GIVEN INSTRUCTION: Please report every line from the material that contains the word "this".

RECORDS FOR THE EXERCISE:

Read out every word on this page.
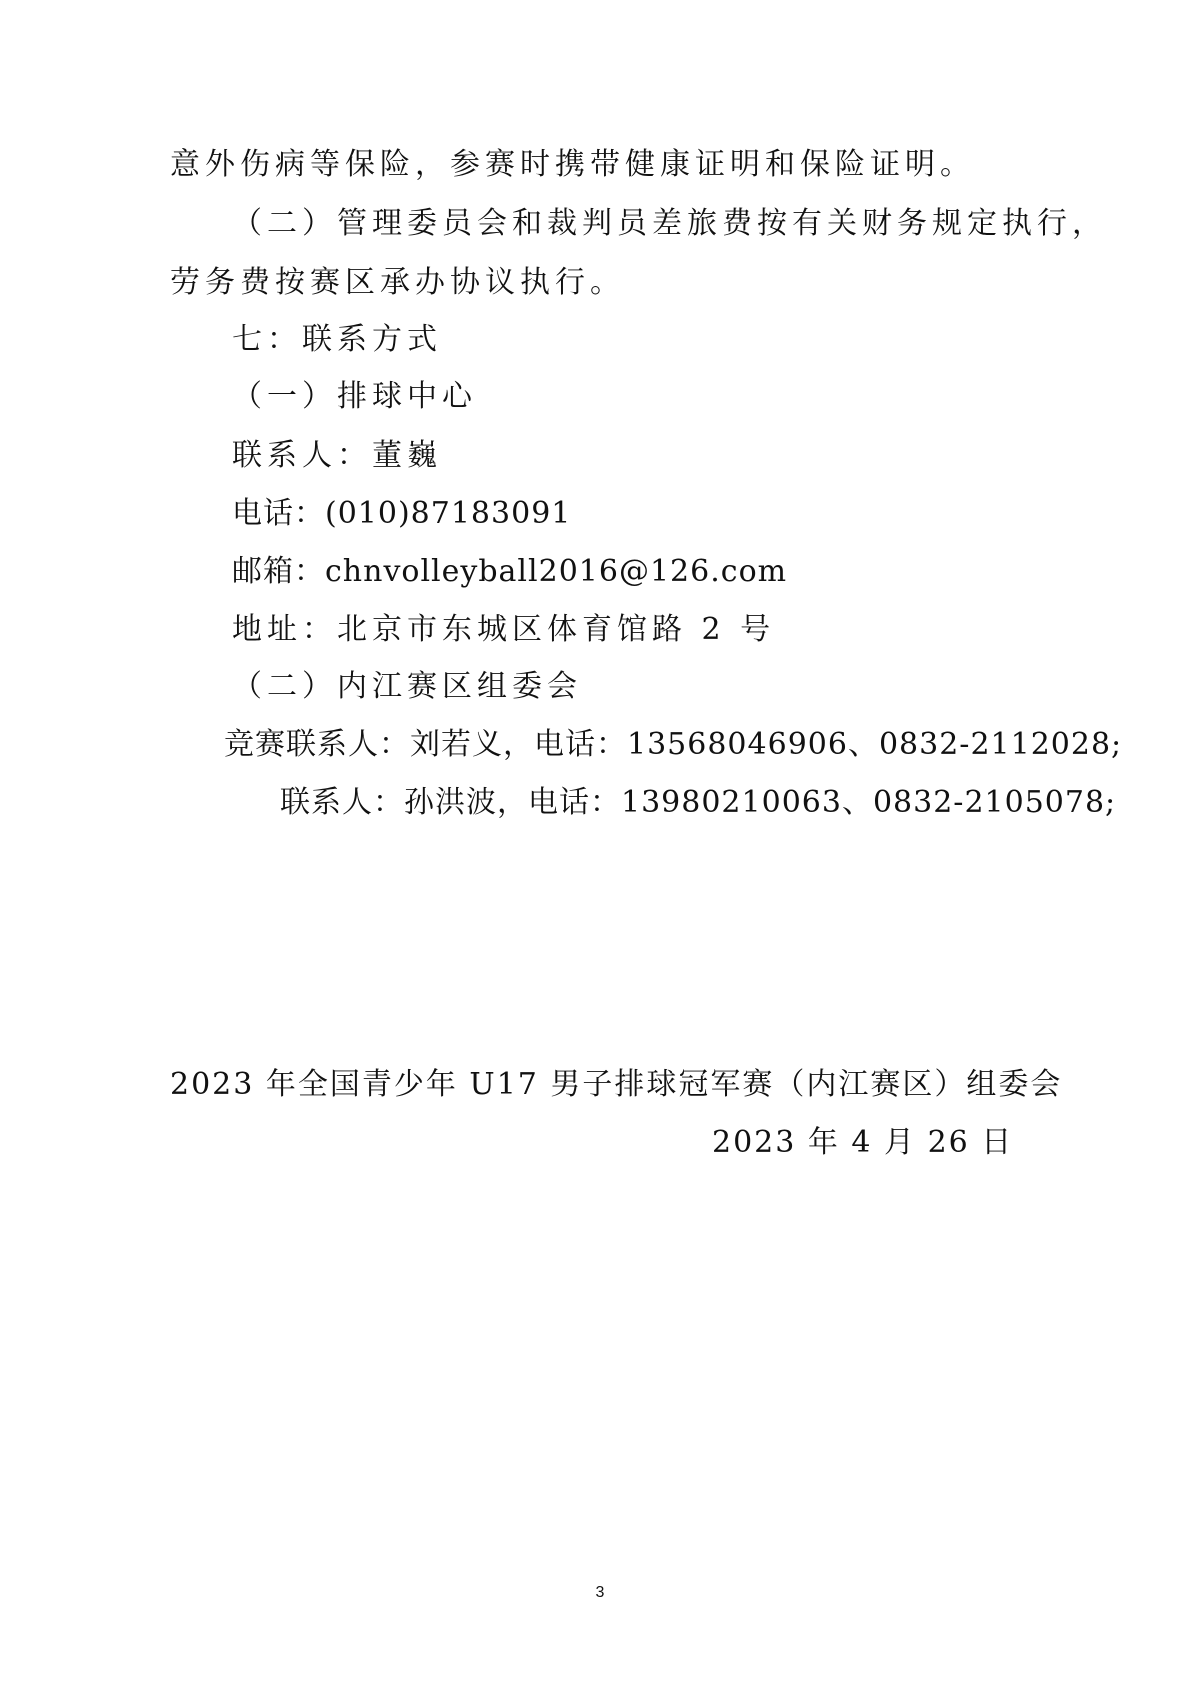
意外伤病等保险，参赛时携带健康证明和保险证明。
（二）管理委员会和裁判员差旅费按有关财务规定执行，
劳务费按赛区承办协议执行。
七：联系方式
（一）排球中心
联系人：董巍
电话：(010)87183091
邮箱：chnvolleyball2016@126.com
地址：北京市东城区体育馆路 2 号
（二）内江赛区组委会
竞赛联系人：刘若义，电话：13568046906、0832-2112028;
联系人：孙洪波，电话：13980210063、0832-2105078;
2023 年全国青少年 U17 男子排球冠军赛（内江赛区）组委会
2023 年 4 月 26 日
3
---
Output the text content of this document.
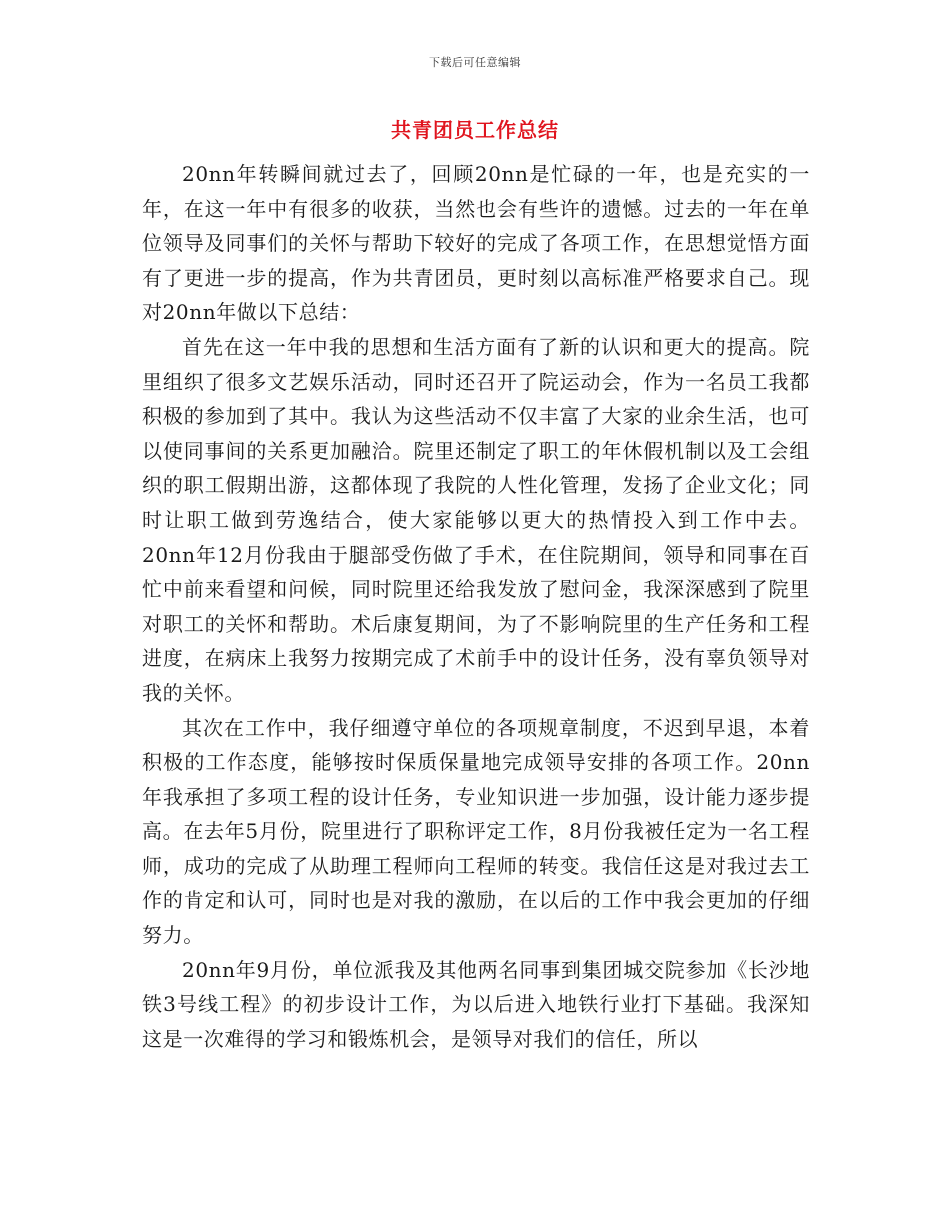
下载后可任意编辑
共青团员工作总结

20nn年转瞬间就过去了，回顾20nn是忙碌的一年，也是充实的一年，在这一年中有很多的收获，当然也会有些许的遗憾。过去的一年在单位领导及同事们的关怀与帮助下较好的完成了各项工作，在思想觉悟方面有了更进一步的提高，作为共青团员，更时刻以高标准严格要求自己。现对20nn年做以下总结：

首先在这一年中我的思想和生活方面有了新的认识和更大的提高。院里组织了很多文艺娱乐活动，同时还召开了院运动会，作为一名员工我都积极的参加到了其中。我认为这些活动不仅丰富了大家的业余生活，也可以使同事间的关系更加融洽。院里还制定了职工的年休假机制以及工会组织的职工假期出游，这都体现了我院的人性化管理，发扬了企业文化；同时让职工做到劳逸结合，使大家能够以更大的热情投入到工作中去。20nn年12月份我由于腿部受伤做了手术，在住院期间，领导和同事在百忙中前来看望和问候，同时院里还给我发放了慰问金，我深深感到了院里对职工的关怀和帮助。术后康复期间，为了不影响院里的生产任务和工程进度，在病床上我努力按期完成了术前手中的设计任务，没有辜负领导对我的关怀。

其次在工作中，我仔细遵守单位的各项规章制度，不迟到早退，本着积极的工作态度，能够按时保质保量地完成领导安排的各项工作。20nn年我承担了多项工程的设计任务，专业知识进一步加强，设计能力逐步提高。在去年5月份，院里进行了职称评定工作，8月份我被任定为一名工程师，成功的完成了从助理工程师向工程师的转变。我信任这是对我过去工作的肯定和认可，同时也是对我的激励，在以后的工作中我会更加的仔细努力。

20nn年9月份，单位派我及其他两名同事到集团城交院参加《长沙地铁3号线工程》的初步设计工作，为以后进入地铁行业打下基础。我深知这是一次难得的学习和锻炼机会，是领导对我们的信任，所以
---
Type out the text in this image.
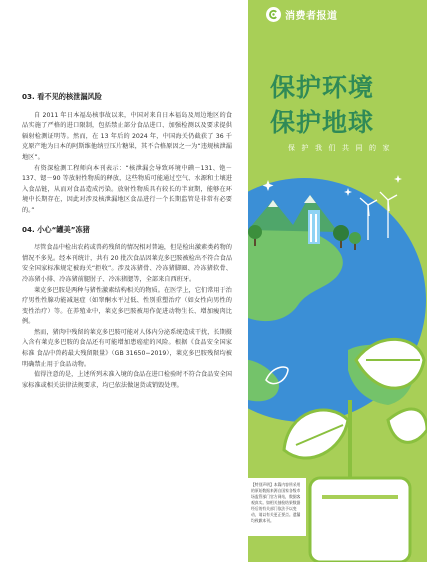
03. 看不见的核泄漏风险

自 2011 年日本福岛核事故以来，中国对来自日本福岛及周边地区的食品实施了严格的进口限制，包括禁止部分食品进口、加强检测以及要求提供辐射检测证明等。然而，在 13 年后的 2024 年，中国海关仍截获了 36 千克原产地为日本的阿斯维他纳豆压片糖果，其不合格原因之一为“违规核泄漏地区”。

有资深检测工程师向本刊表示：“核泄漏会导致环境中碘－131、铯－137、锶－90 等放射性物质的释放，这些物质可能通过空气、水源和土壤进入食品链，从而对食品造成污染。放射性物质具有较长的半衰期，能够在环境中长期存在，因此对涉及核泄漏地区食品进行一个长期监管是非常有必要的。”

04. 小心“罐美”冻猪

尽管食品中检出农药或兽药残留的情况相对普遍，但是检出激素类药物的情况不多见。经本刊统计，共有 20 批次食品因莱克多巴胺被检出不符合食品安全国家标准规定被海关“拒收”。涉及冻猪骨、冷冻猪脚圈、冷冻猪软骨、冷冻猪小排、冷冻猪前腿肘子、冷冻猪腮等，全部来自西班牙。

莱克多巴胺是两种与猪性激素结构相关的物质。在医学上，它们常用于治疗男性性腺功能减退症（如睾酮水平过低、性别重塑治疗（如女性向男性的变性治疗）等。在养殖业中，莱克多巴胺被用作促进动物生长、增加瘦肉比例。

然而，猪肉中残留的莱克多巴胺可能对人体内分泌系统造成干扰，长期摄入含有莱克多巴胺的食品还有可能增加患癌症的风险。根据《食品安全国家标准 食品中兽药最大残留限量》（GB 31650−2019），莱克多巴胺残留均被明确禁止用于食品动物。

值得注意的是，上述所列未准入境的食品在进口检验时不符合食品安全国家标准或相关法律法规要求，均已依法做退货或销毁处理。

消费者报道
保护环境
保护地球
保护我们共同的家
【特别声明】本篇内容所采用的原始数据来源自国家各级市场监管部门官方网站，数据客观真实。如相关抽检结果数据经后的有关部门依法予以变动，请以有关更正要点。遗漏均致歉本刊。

SOLVED EXERCISE:
Read out every word on this page.
Output the text content of this document.
Type out the text in this image.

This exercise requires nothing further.